*** Page

Consider the sequence $\{X_n\}$ given in Davide Giraudo's answer to this question.
As is explained in the answer, the lack of a.s. convergence comes from the Borel-Cantelli lemma.
Another way of proving it is by using the equivalence $$X_n\xrightarrow[n\rightarrow\infty]{a.s.} X\iff\forall\epsilon>0 \lim\limits_{n\rightarrow\infty}\Bbb P(\bigcup\limits_{m\ge n}\{|X_n-X|>\epsilon\})=0$$
and showing that for $0<\epsilon<1$ we have
$\Bbb P(\bigcap\limits_{m\ge n}\{|X_n-0|\le\epsilon\})=\prod\limits_{m\ge n}\Bbb P(X_m=0)=\prod\limits_{m\ge n}(1-{1\over m})=\lim\limits_{N\rightarrow\infty}\prod\limits_{m=n}^N {m-1\over N}=\lim\limits_{n\rightarrow\infty}{n-1\over N}=0$
1. Why can we say/conclude that by taking the complementary $$\lim\limits_{n\rightarrow\infty}\Bbb P(\bigcup\limits_{m\ge n}\{|X_m-0|>\epsilon\})=1$$
2. I understand both proofs (with the exception of 1.) but I don't see what $\Omega$ is and what kind positive measure subset $A\subset\Omega$ would satisfy $\Bbb P(\omega\in A : X_n(\omega)\nrightarrow X(\omega)\}\ $, where $X(\omega)=0\ \forall\omega\in\Omega$ is the limit variable.

******

Rewrite the convergence post from "Consider the sequence" up to and including "the Borel-Cantelli lemma.", replacing "lack" with "absence".

*** Source material

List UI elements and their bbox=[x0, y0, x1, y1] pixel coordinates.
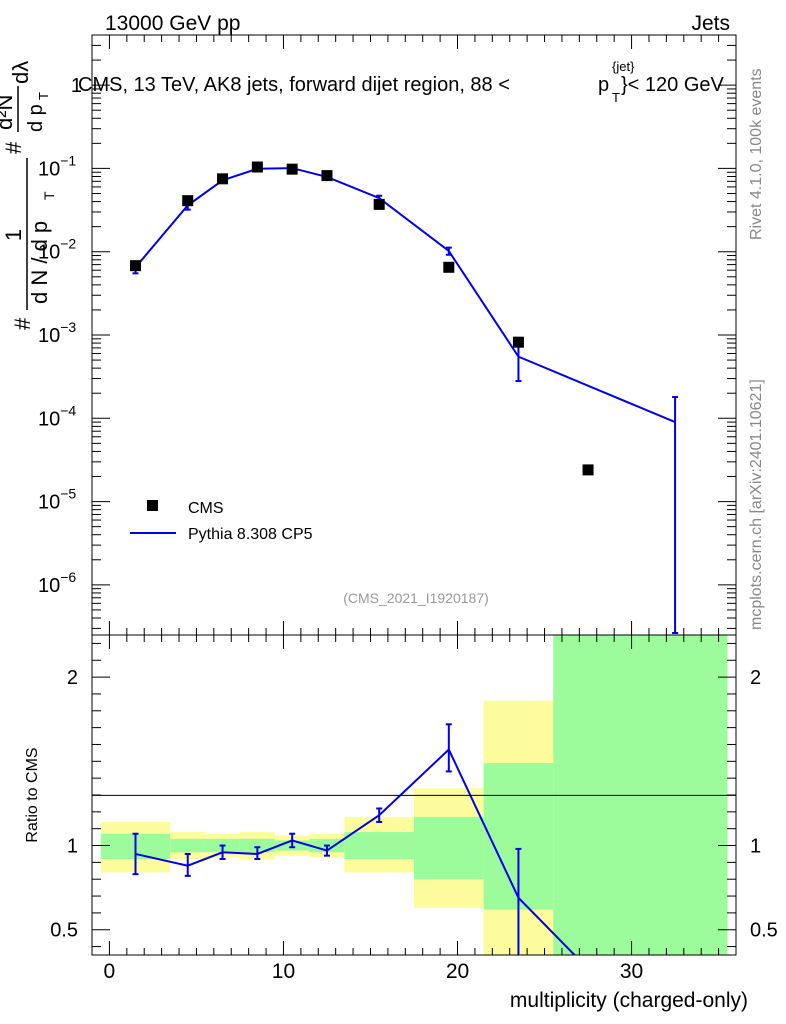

******

**Exercise output:**
Consider the sequence $\{X_n\}$ given in Davide Giraudo's answer to this question.
As is explained in the answer, the absence of a.s. convergence comes from the Borel-Cantelli lemma.